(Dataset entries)
━━━━━━━━━━
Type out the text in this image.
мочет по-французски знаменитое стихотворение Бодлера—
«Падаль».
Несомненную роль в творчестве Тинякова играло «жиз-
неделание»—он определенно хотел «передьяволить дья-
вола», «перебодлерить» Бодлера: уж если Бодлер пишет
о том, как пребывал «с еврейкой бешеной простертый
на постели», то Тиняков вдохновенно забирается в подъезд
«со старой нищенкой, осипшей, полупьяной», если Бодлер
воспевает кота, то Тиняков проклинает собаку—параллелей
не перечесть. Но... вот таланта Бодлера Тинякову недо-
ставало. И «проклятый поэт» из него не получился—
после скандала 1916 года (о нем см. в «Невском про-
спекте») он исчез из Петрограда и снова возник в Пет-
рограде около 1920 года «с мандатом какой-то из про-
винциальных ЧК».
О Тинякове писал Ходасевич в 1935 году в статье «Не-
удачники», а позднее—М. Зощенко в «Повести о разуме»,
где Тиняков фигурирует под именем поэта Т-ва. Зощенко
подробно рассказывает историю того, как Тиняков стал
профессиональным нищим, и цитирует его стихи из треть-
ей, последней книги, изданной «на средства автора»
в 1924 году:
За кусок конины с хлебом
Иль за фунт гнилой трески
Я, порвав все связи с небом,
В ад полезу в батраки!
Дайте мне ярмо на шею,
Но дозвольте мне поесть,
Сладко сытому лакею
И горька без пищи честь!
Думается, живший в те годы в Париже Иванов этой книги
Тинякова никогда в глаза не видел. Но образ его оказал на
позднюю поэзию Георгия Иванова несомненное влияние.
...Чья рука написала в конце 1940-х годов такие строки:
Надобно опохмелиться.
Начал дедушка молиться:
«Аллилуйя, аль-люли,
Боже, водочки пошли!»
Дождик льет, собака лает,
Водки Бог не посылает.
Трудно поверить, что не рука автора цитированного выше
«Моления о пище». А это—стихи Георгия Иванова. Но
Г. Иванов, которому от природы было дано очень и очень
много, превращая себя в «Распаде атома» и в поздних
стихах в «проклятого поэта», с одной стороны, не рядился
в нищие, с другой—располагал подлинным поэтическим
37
━━━━━━━━━━
» **EXERCISE DIRECTIONS**: Give every line of the material that includes the string "Георгия".

» **REPLY**:
позднюю поэзию Георгия Иванова несомненное влияние.
«Моления о пище». А это—стихи Георгия Иванова. Но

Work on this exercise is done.